Stored data
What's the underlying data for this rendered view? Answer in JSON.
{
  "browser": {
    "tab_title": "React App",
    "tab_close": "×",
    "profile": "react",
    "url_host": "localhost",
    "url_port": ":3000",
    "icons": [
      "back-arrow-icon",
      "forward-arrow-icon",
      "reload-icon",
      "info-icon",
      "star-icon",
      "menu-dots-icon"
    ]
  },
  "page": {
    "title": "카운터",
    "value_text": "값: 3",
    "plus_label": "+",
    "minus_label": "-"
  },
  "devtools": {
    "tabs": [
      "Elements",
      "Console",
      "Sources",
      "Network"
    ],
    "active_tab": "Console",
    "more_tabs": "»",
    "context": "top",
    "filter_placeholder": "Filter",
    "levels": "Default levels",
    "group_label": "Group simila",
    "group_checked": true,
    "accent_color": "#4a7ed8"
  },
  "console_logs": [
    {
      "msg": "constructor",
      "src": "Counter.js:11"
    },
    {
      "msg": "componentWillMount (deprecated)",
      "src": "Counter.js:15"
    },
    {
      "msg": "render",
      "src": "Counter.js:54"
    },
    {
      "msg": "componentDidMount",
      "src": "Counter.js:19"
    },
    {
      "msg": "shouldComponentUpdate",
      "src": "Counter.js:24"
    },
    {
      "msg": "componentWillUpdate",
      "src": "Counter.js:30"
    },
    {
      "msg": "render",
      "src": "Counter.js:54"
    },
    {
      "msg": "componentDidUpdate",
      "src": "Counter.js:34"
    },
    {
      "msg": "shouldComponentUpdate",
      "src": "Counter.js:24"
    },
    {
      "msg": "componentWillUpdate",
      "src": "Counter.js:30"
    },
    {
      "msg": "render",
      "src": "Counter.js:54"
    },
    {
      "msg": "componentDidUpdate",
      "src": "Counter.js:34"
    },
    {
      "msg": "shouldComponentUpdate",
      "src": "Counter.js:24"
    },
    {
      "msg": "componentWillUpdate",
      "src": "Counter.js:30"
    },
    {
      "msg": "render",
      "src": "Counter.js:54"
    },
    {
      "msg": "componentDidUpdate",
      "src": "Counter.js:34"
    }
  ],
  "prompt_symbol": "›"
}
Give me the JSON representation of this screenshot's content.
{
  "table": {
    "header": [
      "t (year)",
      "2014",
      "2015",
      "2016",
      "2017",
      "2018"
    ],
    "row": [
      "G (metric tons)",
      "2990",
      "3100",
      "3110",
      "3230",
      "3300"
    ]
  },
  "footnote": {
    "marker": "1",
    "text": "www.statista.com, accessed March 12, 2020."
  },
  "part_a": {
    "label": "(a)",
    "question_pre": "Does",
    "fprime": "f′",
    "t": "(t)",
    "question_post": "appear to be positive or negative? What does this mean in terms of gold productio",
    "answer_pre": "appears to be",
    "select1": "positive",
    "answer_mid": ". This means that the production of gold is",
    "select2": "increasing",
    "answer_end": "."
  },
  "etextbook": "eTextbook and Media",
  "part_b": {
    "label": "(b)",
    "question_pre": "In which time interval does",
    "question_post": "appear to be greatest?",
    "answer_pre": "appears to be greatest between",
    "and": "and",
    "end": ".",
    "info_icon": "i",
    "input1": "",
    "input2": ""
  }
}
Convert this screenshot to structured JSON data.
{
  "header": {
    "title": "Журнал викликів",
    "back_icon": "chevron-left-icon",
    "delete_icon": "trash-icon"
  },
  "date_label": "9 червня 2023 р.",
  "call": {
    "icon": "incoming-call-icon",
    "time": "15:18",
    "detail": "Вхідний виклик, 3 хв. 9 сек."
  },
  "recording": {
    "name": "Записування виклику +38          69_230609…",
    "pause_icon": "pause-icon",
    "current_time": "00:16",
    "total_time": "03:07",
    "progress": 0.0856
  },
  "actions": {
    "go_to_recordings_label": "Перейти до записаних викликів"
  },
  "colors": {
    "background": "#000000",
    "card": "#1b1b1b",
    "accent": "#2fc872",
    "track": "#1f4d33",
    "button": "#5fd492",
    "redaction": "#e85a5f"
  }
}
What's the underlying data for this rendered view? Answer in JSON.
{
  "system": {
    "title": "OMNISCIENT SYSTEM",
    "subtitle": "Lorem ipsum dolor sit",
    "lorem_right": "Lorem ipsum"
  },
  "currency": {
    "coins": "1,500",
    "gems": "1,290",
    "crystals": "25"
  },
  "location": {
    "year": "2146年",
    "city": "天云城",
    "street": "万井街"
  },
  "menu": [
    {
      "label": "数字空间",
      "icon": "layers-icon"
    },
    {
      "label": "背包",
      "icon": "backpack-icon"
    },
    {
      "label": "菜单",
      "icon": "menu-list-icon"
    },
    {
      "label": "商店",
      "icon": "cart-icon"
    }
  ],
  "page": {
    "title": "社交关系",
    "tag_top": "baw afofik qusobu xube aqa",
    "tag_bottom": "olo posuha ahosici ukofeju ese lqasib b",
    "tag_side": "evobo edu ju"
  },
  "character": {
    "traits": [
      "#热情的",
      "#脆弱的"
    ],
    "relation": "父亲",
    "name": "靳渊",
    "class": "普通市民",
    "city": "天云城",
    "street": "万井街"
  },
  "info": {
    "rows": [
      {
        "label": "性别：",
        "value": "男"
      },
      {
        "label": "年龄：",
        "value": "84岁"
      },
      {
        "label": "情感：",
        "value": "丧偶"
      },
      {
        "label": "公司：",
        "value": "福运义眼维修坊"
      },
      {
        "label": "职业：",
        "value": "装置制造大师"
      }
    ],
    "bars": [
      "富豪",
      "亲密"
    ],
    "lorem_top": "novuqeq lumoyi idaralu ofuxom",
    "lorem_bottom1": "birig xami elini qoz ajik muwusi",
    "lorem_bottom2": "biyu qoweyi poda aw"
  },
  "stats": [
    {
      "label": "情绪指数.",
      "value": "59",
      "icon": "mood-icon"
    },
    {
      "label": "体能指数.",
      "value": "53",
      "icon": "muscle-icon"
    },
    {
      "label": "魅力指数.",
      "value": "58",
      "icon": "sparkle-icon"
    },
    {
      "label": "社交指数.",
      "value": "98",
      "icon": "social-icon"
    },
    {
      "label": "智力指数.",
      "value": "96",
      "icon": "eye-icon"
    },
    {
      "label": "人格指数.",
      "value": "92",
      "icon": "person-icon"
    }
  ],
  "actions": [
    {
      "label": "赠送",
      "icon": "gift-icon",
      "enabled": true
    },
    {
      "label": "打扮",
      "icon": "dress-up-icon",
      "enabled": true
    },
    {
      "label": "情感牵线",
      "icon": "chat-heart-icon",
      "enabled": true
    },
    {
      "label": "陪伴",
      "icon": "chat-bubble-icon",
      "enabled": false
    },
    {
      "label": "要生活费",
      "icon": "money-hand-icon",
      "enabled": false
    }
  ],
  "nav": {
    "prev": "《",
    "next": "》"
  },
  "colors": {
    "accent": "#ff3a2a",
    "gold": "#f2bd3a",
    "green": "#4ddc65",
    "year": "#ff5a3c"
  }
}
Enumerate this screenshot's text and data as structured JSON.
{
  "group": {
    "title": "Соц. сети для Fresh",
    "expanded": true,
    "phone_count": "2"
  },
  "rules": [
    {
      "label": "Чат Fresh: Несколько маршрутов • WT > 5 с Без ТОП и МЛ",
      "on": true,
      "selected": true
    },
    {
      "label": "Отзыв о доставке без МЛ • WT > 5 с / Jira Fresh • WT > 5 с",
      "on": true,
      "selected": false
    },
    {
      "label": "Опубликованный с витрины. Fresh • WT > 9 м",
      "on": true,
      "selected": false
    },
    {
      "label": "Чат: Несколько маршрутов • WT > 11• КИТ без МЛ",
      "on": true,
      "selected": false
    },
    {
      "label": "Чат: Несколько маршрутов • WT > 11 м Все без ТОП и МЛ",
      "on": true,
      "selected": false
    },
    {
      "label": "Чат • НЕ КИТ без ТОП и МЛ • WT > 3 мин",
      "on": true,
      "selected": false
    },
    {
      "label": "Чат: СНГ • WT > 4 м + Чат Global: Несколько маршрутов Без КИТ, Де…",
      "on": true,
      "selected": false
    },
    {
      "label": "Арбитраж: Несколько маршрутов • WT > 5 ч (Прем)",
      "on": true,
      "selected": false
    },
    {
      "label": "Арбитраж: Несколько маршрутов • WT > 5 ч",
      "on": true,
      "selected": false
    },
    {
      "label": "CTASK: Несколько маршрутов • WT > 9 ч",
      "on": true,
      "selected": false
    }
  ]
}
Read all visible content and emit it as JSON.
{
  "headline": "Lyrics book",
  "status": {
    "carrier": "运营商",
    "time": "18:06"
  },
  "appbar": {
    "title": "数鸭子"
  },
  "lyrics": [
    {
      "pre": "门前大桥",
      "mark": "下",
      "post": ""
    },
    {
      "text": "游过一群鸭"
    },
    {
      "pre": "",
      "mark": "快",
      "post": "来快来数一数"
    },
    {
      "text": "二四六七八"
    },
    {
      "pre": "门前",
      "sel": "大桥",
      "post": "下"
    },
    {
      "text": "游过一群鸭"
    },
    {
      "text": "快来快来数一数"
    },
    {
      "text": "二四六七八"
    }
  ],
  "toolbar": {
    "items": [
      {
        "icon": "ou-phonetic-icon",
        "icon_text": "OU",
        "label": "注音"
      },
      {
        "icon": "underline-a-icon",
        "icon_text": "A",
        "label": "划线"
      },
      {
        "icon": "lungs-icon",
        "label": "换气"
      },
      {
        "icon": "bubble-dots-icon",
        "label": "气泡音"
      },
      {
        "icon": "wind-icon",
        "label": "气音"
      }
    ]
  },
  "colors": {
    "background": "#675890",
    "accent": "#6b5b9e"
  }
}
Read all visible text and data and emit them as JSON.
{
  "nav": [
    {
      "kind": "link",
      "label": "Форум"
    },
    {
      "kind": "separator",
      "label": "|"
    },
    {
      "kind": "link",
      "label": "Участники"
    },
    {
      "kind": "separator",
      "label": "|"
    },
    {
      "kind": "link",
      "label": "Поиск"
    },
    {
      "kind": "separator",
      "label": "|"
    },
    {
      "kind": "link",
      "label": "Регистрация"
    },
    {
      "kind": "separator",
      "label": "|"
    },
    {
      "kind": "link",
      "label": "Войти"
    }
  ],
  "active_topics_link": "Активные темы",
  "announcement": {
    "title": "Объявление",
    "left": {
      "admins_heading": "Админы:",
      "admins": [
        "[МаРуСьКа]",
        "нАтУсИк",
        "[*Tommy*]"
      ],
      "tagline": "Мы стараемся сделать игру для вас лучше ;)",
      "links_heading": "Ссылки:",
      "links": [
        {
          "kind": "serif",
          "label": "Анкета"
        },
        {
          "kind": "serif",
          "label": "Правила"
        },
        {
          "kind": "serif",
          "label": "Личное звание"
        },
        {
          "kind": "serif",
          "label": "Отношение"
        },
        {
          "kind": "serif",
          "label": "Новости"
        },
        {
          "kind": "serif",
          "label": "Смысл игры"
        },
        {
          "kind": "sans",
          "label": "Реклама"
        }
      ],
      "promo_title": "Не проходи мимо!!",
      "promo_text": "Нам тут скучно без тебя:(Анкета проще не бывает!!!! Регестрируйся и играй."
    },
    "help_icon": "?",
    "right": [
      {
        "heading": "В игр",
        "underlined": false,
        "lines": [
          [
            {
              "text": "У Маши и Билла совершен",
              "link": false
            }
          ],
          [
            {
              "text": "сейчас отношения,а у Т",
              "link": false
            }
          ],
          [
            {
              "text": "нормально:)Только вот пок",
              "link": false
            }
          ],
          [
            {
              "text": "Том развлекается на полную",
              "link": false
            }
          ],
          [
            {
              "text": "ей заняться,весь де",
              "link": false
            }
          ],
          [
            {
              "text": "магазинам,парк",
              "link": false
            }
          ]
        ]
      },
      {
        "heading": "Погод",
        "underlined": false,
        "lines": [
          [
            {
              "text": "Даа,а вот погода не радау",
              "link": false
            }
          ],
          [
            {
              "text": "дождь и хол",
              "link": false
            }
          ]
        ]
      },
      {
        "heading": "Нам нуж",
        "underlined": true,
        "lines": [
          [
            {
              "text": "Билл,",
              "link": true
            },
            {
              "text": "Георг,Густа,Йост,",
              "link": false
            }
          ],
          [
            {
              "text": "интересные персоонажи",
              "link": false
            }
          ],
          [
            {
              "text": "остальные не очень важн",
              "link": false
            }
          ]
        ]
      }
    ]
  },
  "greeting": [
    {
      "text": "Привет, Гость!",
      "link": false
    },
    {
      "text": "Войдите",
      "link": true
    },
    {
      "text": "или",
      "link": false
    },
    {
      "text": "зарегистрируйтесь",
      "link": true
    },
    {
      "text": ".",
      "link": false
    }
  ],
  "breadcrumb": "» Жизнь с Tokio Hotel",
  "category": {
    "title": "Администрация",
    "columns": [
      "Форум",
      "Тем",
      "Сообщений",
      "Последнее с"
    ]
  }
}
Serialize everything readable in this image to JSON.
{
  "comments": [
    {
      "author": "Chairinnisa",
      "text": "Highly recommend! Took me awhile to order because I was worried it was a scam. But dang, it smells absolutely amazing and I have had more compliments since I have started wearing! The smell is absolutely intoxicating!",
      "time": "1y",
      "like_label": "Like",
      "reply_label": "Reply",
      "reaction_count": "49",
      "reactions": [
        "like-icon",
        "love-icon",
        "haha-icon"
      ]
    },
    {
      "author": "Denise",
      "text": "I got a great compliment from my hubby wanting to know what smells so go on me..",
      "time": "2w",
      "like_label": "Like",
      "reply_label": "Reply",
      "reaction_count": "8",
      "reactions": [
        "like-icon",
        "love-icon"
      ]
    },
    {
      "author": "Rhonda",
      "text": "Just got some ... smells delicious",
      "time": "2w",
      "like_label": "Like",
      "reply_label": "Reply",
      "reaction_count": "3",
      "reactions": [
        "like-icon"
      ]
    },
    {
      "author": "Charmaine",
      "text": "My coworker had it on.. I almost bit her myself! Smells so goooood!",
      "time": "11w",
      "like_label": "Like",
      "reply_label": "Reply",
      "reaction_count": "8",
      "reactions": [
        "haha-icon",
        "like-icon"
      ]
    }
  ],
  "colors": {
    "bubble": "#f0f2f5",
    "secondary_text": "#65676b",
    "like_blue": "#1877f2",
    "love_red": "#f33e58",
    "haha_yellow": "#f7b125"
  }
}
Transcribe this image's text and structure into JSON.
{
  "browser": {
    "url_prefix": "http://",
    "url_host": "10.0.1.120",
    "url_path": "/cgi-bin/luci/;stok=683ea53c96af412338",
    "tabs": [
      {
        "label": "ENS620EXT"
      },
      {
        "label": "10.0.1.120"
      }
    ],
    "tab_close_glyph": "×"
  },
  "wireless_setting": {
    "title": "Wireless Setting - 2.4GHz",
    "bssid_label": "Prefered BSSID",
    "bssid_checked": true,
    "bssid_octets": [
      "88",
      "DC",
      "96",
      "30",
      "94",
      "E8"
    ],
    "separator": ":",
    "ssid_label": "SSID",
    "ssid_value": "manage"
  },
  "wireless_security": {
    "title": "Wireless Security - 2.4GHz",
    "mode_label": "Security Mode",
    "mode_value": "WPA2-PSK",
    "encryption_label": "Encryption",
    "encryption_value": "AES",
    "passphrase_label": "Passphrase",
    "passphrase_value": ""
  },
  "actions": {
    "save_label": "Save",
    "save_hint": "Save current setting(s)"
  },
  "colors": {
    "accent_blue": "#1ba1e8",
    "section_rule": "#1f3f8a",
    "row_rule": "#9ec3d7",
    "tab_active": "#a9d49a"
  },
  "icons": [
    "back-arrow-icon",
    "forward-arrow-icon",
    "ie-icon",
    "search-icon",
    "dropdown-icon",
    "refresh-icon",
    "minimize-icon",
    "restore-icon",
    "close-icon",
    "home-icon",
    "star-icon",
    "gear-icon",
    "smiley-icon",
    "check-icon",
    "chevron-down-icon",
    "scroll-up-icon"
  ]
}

▶ What this task involves
Return all lines with the word "background" in them.

▶ Exercise answer
    "background": "#000000",
    "background": "#675890",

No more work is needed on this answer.